- _SOURCE EXTRACT_
To ask the Secretary of State for Culture, Media and Sport what opportunities his Department is making available to local authorities to encourage sporting and cultural activities in connection with the London 2012 Olympics; and if he will make a statement. (269392)

Sport and culture play a significant role in plans for the Olympic and Paralympic games and Olympic Legacy.

As part of wider Government plans for getting two million people more active for 2012, we will get one million more people playing sport. 80 local authorities have signed up to having National Indicator 8 on Sport and Active Recreation, and nearly 300 are participating in the Government's Free Swimming Programme. In addition, Sport England will be having several themed (e.g. the first round recently targeted at rural communities) rounds of funding over the next four years, up to £30 million per year, which will be open to local authorities to bid for.

- _DATA SECTION_
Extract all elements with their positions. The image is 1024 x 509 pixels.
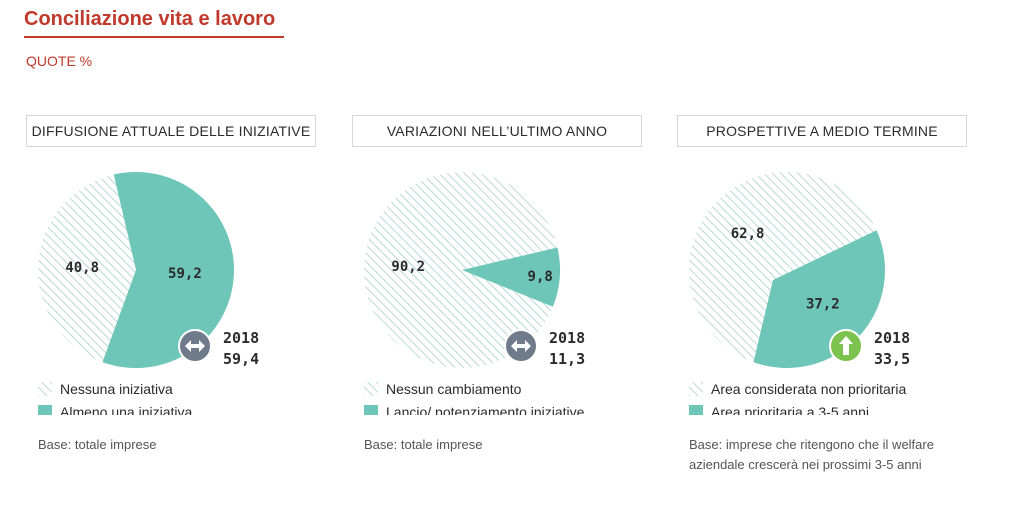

- _OBJECTIVE_
Return the full passage on local authorities and sport and culture for the London 2012 Olympics, word for word.

- _RESULT BELOW_
To ask the Secretary of State for Culture, Media and Sport what opportunities his Department is making available to local authorities to encourage sporting and cultural activities in connection with the London 2012 Olympics; and if he will make a statement. (269392)

Sport and culture play a significant role in plans for the Olympic and Paralympic games and Olympic Legacy.

As part of wider Government plans for getting two million people more active for 2012, we will get one million more people playing sport. 80 local authorities have signed up to having National Indicator 8 on Sport and Active Recreation, and nearly 300 are participating in the Government's Free Swimming Programme. In addition, Sport England will be having several themed (e.g. the first round recently targeted at rural communities) rounds of funding over the next four years, up to £30 million per year, which will be open to local authorities to bid for.